===== DATA EXCERPTS

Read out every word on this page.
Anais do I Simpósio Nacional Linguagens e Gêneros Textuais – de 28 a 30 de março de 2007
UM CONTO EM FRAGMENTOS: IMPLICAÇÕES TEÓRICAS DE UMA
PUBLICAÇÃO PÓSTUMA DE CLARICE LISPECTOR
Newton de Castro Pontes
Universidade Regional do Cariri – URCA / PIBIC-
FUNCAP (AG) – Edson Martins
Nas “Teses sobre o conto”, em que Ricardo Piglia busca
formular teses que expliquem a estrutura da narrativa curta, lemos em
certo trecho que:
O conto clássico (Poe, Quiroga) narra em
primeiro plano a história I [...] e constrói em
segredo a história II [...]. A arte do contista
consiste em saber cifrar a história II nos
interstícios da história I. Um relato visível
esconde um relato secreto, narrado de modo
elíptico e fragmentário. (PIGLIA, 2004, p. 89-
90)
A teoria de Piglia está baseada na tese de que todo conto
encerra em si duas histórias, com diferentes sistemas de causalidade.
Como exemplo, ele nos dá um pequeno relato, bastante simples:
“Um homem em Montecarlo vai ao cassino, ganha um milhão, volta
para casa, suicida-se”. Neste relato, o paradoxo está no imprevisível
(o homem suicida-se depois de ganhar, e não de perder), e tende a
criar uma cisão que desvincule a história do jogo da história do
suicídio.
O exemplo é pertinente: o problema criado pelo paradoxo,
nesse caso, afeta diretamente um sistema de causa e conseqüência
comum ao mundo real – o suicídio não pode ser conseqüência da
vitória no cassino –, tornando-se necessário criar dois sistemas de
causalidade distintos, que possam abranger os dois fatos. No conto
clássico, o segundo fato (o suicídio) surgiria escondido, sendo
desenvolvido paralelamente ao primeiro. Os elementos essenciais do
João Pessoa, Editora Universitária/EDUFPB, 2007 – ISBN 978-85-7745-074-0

==========

Look through the records and gather every line containing "está".

A teoria de Piglia está baseada na tese de que todo conto
para casa, suicida-se”. Neste relato, o paradoxo está no imprevisível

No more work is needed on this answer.